*AIM*:
Without the pictures, write out all the lines below exactly as they appear.
════════
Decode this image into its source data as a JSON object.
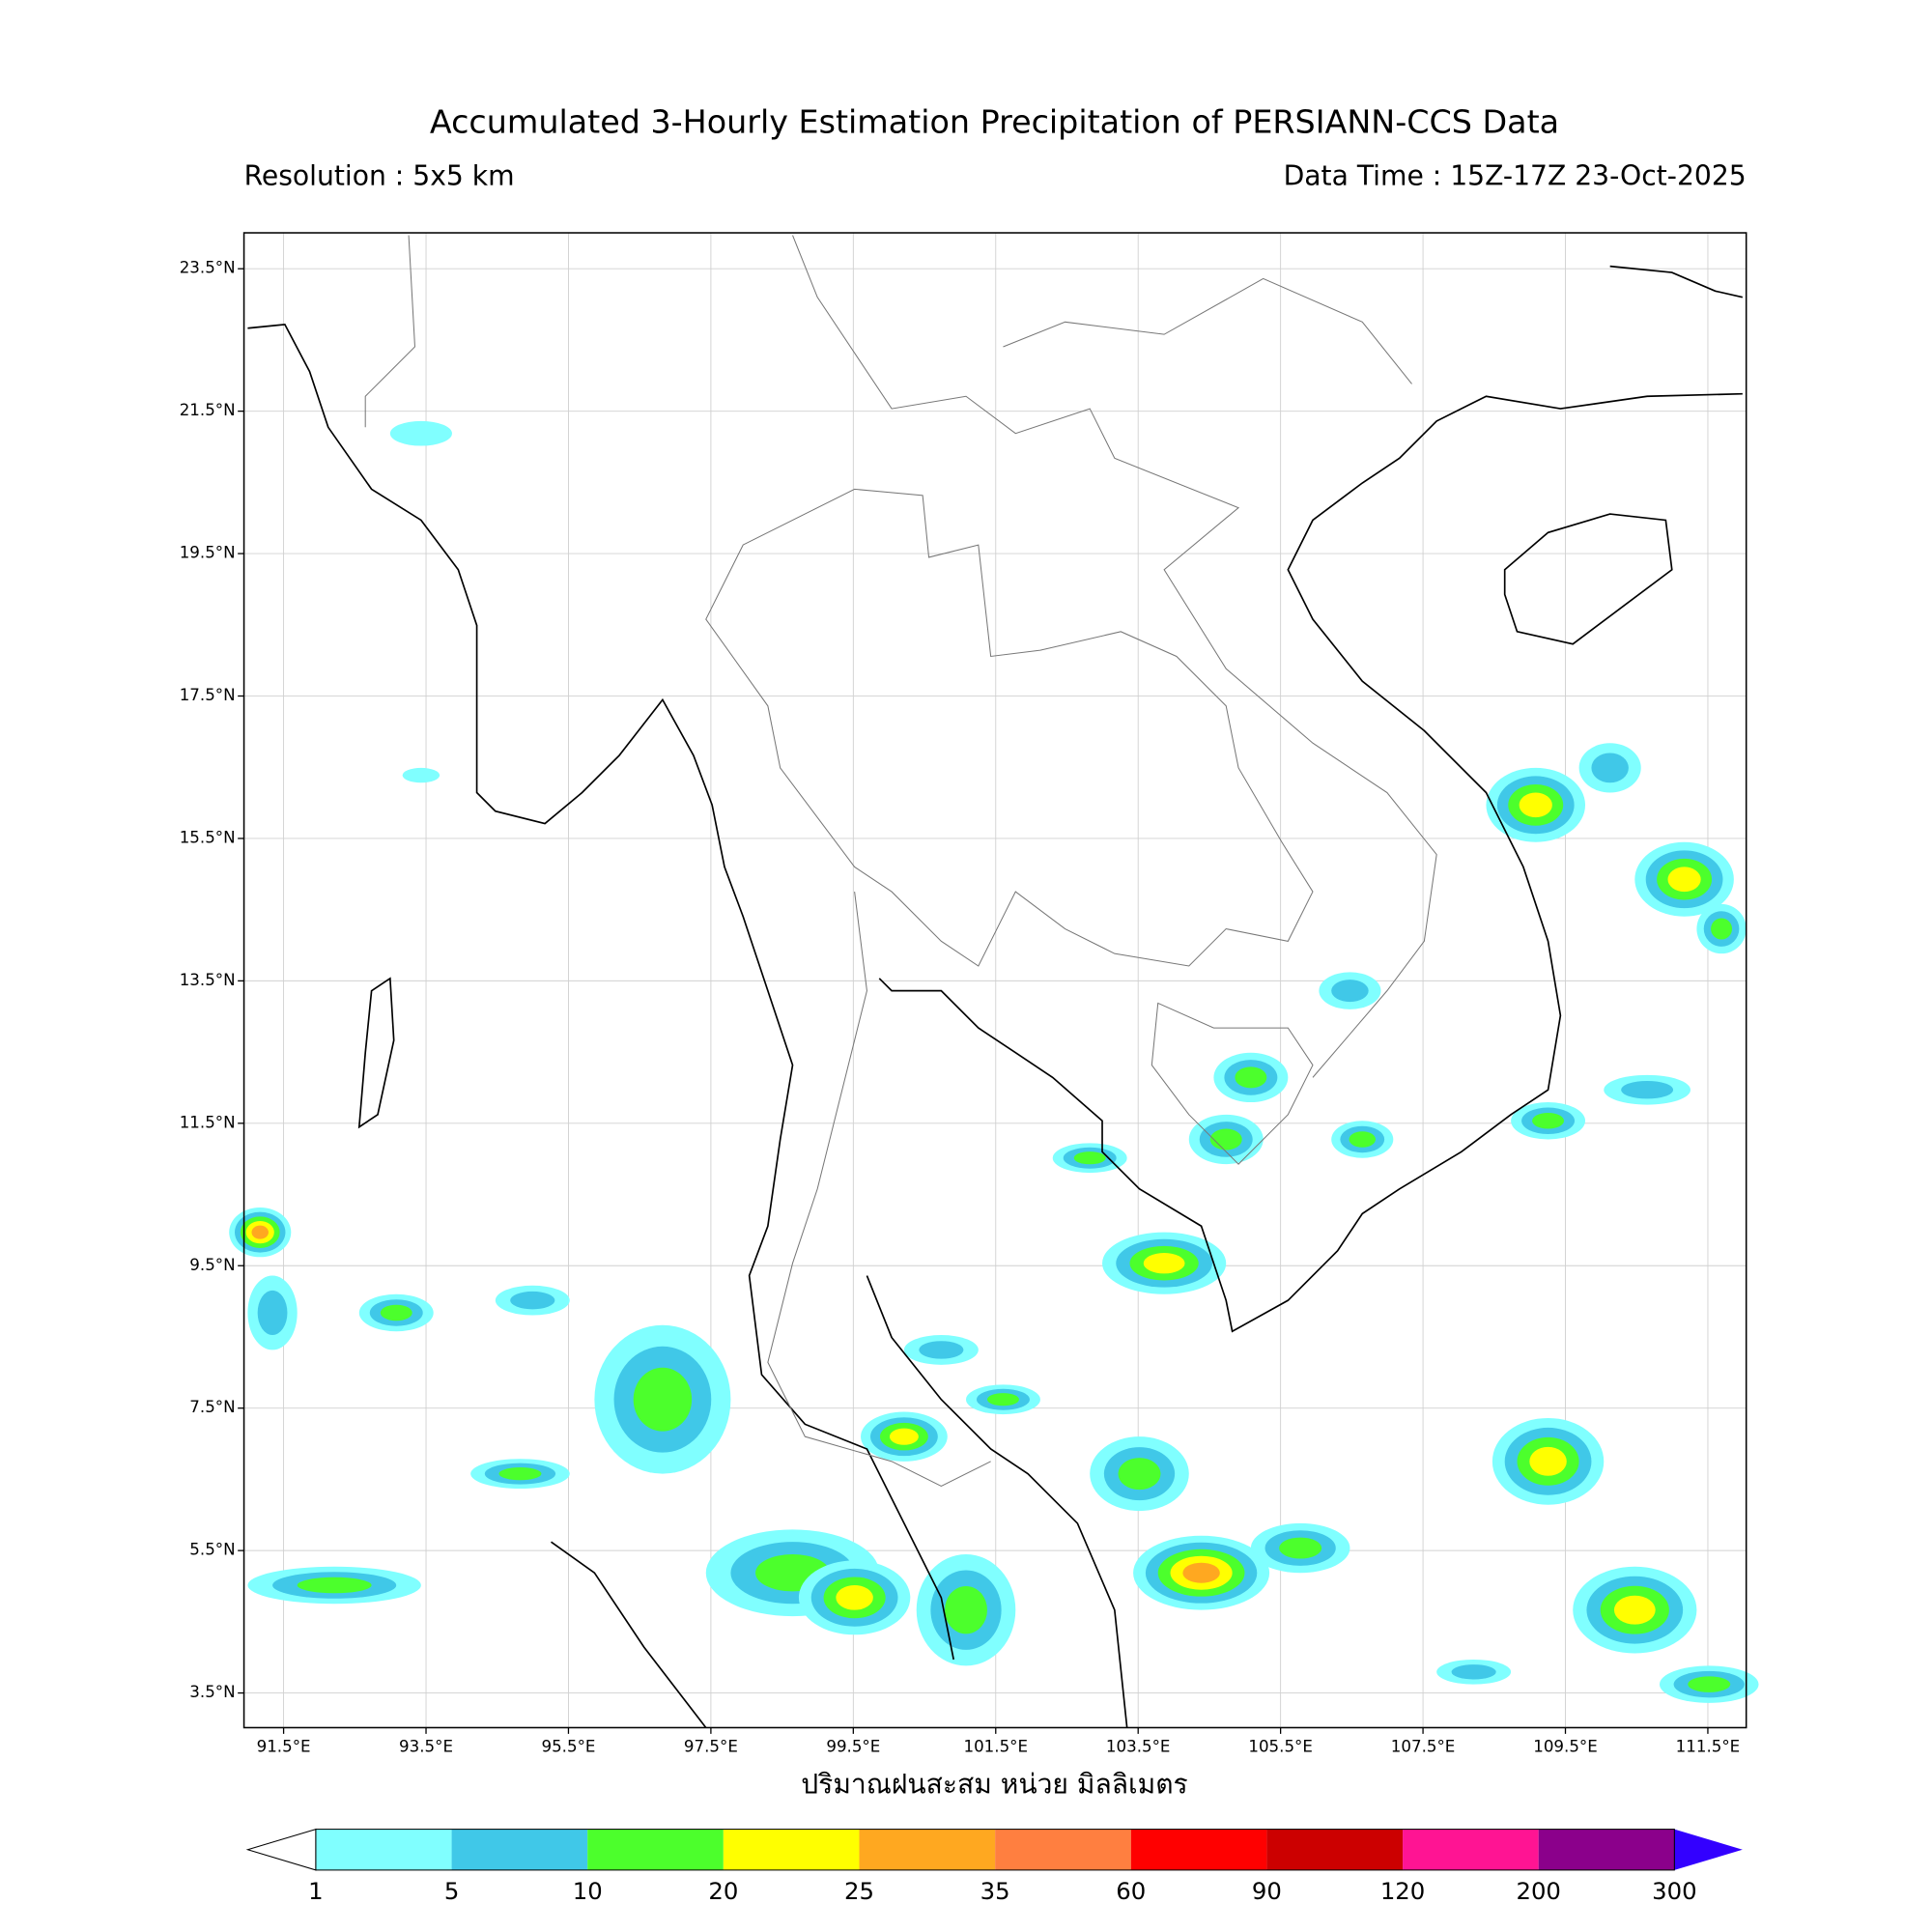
{
  "header": {
    "title": "Accumulated 3-Hourly Estimation Precipitation of PERSIANN-CCS Data",
    "resolution": "Resolution : 5x5 km",
    "data_time": "Data Time : 15Z-17Z 23-Oct-2025"
  },
  "map": {
    "lat_labels": [
      "23.5°N",
      "21.5°N",
      "19.5°N",
      "17.5°N",
      "15.5°N",
      "13.5°N",
      "11.5°N",
      "9.5°N",
      "7.5°N",
      "5.5°N",
      "3.5°N"
    ],
    "lon_labels": [
      "91.5°E",
      "93.5°E",
      "95.5°E",
      "97.5°E",
      "99.5°E",
      "101.5°E",
      "103.5°E",
      "105.5°E",
      "107.5°E",
      "109.5°E",
      "111.5°E"
    ],
    "xlabel": "ปริมาณฝนสะสม หน่วย มิลลิเมตร"
  },
  "colorbar": {
    "labels": [
      "1",
      "5",
      "10",
      "20",
      "25",
      "35",
      "60",
      "90",
      "120",
      "200",
      "300"
    ],
    "colors": [
      "#80ffff",
      "#40c8e8",
      "#4cff2c",
      "#ffff00",
      "#ffa820",
      "#ff7f40",
      "#ff0000",
      "#cc0000",
      "#ff1493",
      "#8b008b"
    ],
    "over_color": "#3300ff"
  }
}
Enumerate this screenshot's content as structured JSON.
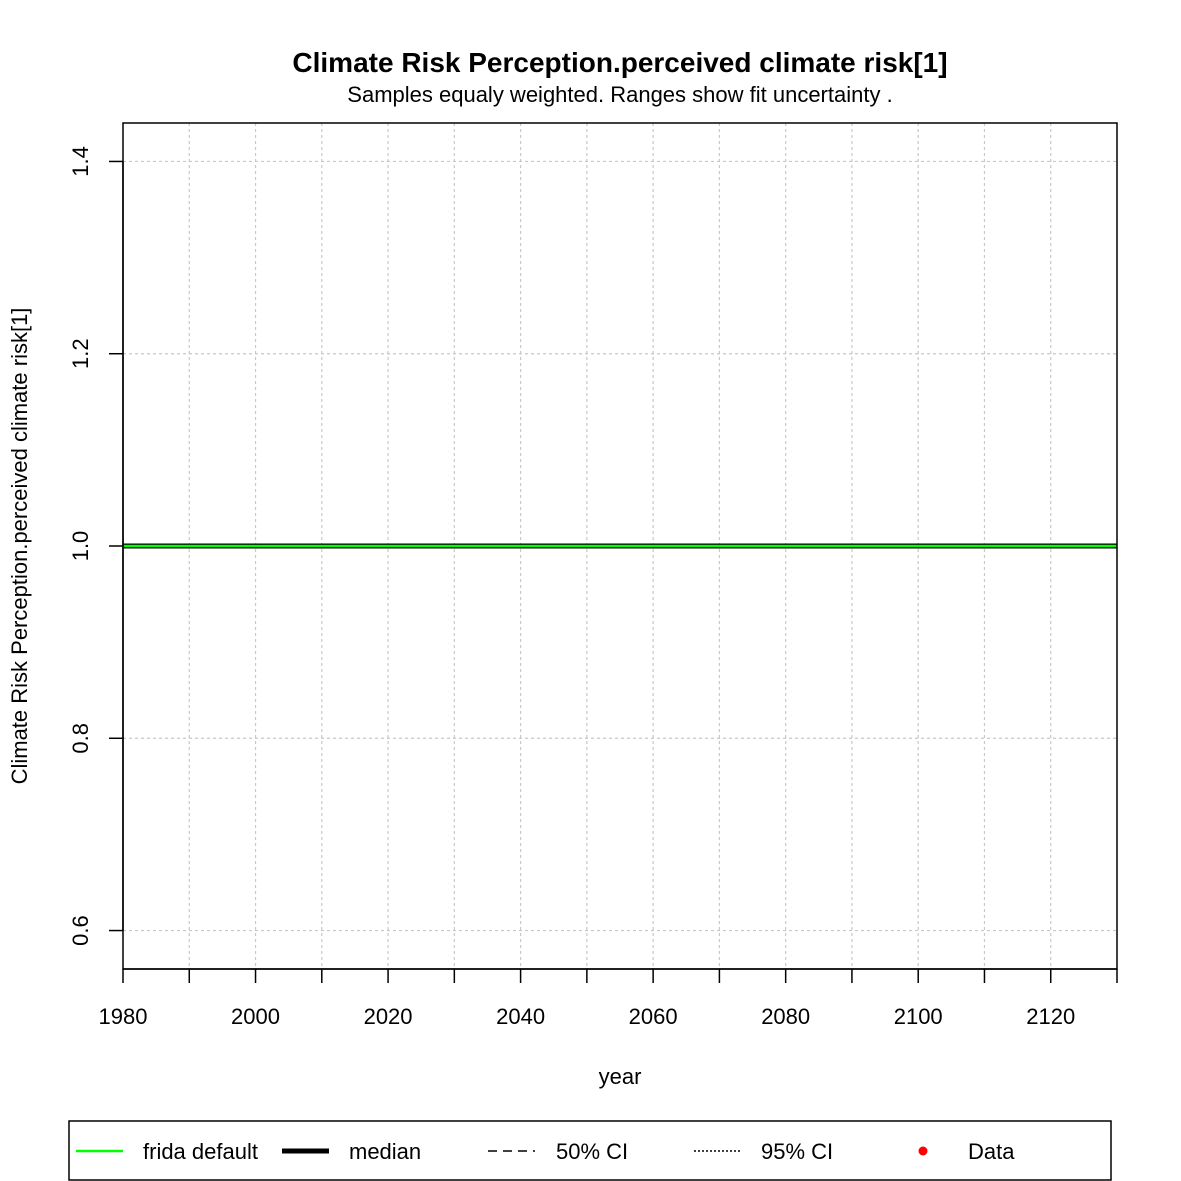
{
  "chart_data": {
    "type": "line",
    "title": "Climate Risk Perception.perceived climate risk[1]",
    "subtitle": "Samples equaly weighted. Ranges show  fit uncertainty .",
    "xlabel": "year",
    "ylabel": "Climate Risk Perception.perceived climate risk[1]",
    "xlim": [
      1980,
      2130
    ],
    "ylim": [
      0.56,
      1.44
    ],
    "x_ticks": [
      1980,
      2000,
      2020,
      2040,
      2060,
      2080,
      2100,
      2120
    ],
    "x_minor_ticks": [
      1990,
      2010,
      2030,
      2050,
      2070,
      2090,
      2110,
      2130
    ],
    "x_tick_labels": [
      "1980",
      "2000",
      "2020",
      "2040",
      "2060",
      "2080",
      "2100",
      "2120"
    ],
    "y_ticks": [
      0.6,
      0.8,
      1.0,
      1.2,
      1.4
    ],
    "y_tick_labels": [
      "0.6",
      "0.8",
      "1.0",
      "1.2",
      "1.4"
    ],
    "grid": true,
    "legend_position": "bottom",
    "series": [
      {
        "name": "frida default",
        "color": "#00ff00",
        "style": "solid",
        "x": [
          1980,
          2130
        ],
        "y": [
          1.0,
          1.0
        ]
      },
      {
        "name": "median",
        "color": "#000000",
        "style": "solid-thick",
        "x": [
          1980,
          2130
        ],
        "y": [
          1.0,
          1.0
        ]
      },
      {
        "name": "50% CI",
        "color": "#000000",
        "style": "dashed",
        "x": [],
        "y": []
      },
      {
        "name": "95% CI",
        "color": "#000000",
        "style": "dotted",
        "x": [],
        "y": []
      },
      {
        "name": "Data",
        "color": "#ff0000",
        "style": "points",
        "x": [],
        "y": []
      }
    ]
  }
}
════════
*FULL OUTPUT*:
Decode this image into its source data as a JSON object.
{
  "header": {
    "title": "Accumulated 3-Hourly Estimation Precipitation of PERSIANN-CCS Data",
    "resolution": "Resolution : 5x5 km",
    "data_time": "Data Time : 15Z-17Z 23-Oct-2025"
  },
  "map": {
    "lat_labels": [
      "23.5°N",
      "21.5°N",
      "19.5°N",
      "17.5°N",
      "15.5°N",
      "13.5°N",
      "11.5°N",
      "9.5°N",
      "7.5°N",
      "5.5°N",
      "3.5°N"
    ],
    "lon_labels": [
      "91.5°E",
      "93.5°E",
      "95.5°E",
      "97.5°E",
      "99.5°E",
      "101.5°E",
      "103.5°E",
      "105.5°E",
      "107.5°E",
      "109.5°E",
      "111.5°E"
    ],
    "xlabel": "ปริมาณฝนสะสม หน่วย มิลลิเมตร"
  },
  "colorbar": {
    "labels": [
      "1",
      "5",
      "10",
      "20",
      "25",
      "35",
      "60",
      "90",
      "120",
      "200",
      "300"
    ],
    "colors": [
      "#80ffff",
      "#40c8e8",
      "#4cff2c",
      "#ffff00",
      "#ffa820",
      "#ff7f40",
      "#ff0000",
      "#cc0000",
      "#ff1493",
      "#8b008b"
    ],
    "over_color": "#3300ff"
  }
}
Enumerate this screenshot's content as structured JSON.
{
  "chart_data": {
    "type": "line",
    "title": "Climate Risk Perception.perceived climate risk[1]",
    "subtitle": "Samples equaly weighted. Ranges show  fit uncertainty .",
    "xlabel": "year",
    "ylabel": "Climate Risk Perception.perceived climate risk[1]",
    "xlim": [
      1980,
      2130
    ],
    "ylim": [
      0.56,
      1.44
    ],
    "x_ticks": [
      1980,
      2000,
      2020,
      2040,
      2060,
      2080,
      2100,
      2120
    ],
    "x_minor_ticks": [
      1990,
      2010,
      2030,
      2050,
      2070,
      2090,
      2110,
      2130
    ],
    "x_tick_labels": [
      "1980",
      "2000",
      "2020",
      "2040",
      "2060",
      "2080",
      "2100",
      "2120"
    ],
    "y_ticks": [
      0.6,
      0.8,
      1.0,
      1.2,
      1.4
    ],
    "y_tick_labels": [
      "0.6",
      "0.8",
      "1.0",
      "1.2",
      "1.4"
    ],
    "grid": true,
    "legend_position": "bottom",
    "series": [
      {
        "name": "frida default",
        "color": "#00ff00",
        "style": "solid",
        "x": [
          1980,
          2130
        ],
        "y": [
          1.0,
          1.0
        ]
      },
      {
        "name": "median",
        "color": "#000000",
        "style": "solid-thick",
        "x": [
          1980,
          2130
        ],
        "y": [
          1.0,
          1.0
        ]
      },
      {
        "name": "50% CI",
        "color": "#000000",
        "style": "dashed",
        "x": [],
        "y": []
      },
      {
        "name": "95% CI",
        "color": "#000000",
        "style": "dotted",
        "x": [],
        "y": []
      },
      {
        "name": "Data",
        "color": "#ff0000",
        "style": "points",
        "x": [],
        "y": []
      }
    ]
  }
}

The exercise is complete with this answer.